[THE PROBLEM] Pictures stay out of your copy, but everything else in the records below must be repeated exactly.

Recorded data:

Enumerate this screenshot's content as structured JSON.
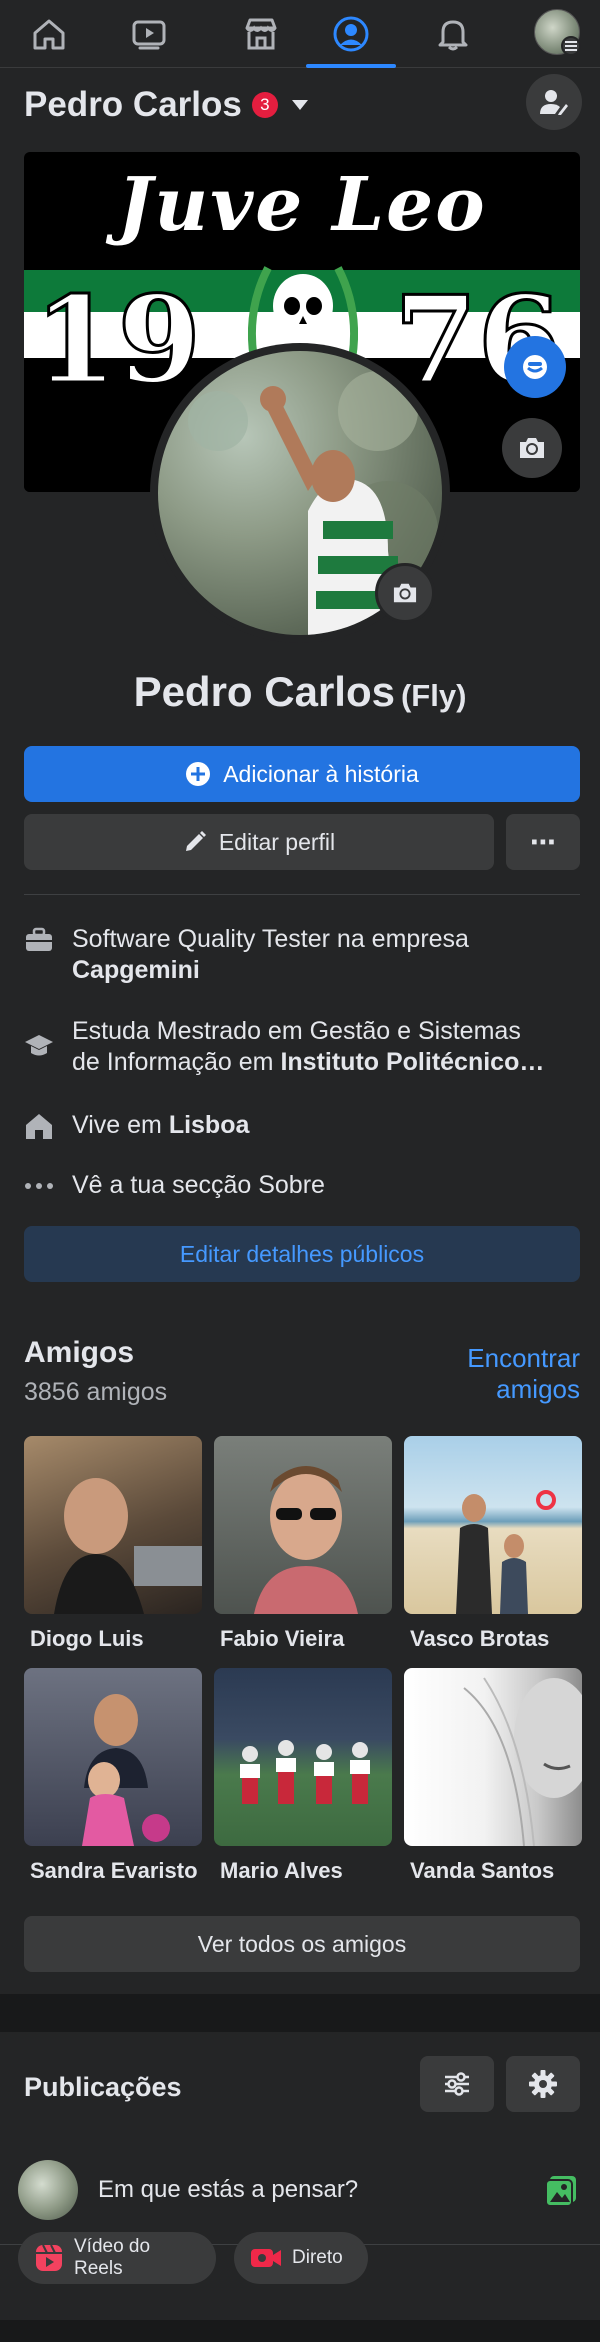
{
  "nav": {
    "items": [
      "home-icon",
      "video-icon",
      "marketplace-icon",
      "profile-icon",
      "notifications-icon",
      "menu-avatar"
    ],
    "active": "profile-icon"
  },
  "profile": {
    "name": "Pedro Carlos",
    "notification_count": "3",
    "alt_name": "(Fly)",
    "cover_title": "Juve Leo",
    "cover_year_left": "19",
    "cover_year_right": "76"
  },
  "actions": {
    "add_story": "Adicionar à história",
    "edit_profile": "Editar perfil",
    "more": "⋯"
  },
  "details": {
    "work_prefix": "Software Quality Tester na empresa",
    "work_company": "Capgemini",
    "study_prefix": "Estuda Mestrado em Gestão e Sistemas",
    "study_line2_prefix": "de Informação em",
    "study_school": "Instituto Politécnico…",
    "lives_prefix": "Vive em",
    "lives_city": "Lisboa",
    "about_link": "Vê a tua secção Sobre",
    "edit_public": "Editar detalhes públicos"
  },
  "friends": {
    "title": "Amigos",
    "count": "3856 amigos",
    "find_line1": "Encontrar",
    "find_line2": "amigos",
    "list": [
      {
        "name": "Diogo Luis"
      },
      {
        "name": "Fabio Vieira"
      },
      {
        "name": "Vasco Brotas"
      },
      {
        "name": "Sandra Evaristo"
      },
      {
        "name": "Mario Alves"
      },
      {
        "name": "Vanda Santos"
      }
    ],
    "see_all": "Ver todos os amigos"
  },
  "posts": {
    "title": "Publicações",
    "composer_placeholder": "Em que estás a pensar?",
    "reels_line1": "Vídeo do",
    "reels_line2": "Reels",
    "live": "Direto"
  },
  "colors": {
    "accent": "#2374e1",
    "link": "#4599ff",
    "background": "#242526",
    "badge": "#e41e3f"
  }
}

[OUTPUT FOR THIS EXERCISE]
Enumerate this screenshot's content as structured JSON.
{
  "nav": {
    "items": [
      "home-icon",
      "video-icon",
      "marketplace-icon",
      "profile-icon",
      "notifications-icon",
      "menu-avatar"
    ],
    "active": "profile-icon"
  },
  "profile": {
    "name": "Pedro Carlos",
    "notification_count": "3",
    "alt_name": "(Fly)",
    "cover_title": "Juve Leo",
    "cover_year_left": "19",
    "cover_year_right": "76"
  },
  "actions": {
    "add_story": "Adicionar à história",
    "edit_profile": "Editar perfil",
    "more": "⋯"
  },
  "details": {
    "work_prefix": "Software Quality Tester na empresa",
    "work_company": "Capgemini",
    "study_prefix": "Estuda Mestrado em Gestão e Sistemas",
    "study_line2_prefix": "de Informação em",
    "study_school": "Instituto Politécnico…",
    "lives_prefix": "Vive em",
    "lives_city": "Lisboa",
    "about_link": "Vê a tua secção Sobre",
    "edit_public": "Editar detalhes públicos"
  },
  "friends": {
    "title": "Amigos",
    "count": "3856 amigos",
    "find_line1": "Encontrar",
    "find_line2": "amigos",
    "list": [
      {
        "name": "Diogo Luis"
      },
      {
        "name": "Fabio Vieira"
      },
      {
        "name": "Vasco Brotas"
      },
      {
        "name": "Sandra Evaristo"
      },
      {
        "name": "Mario Alves"
      },
      {
        "name": "Vanda Santos"
      }
    ],
    "see_all": "Ver todos os amigos"
  },
  "posts": {
    "title": "Publicações",
    "composer_placeholder": "Em que estás a pensar?",
    "reels_line1": "Vídeo do",
    "reels_line2": "Reels",
    "live": "Direto"
  },
  "colors": {
    "accent": "#2374e1",
    "link": "#4599ff",
    "background": "#242526",
    "badge": "#e41e3f"
  }
}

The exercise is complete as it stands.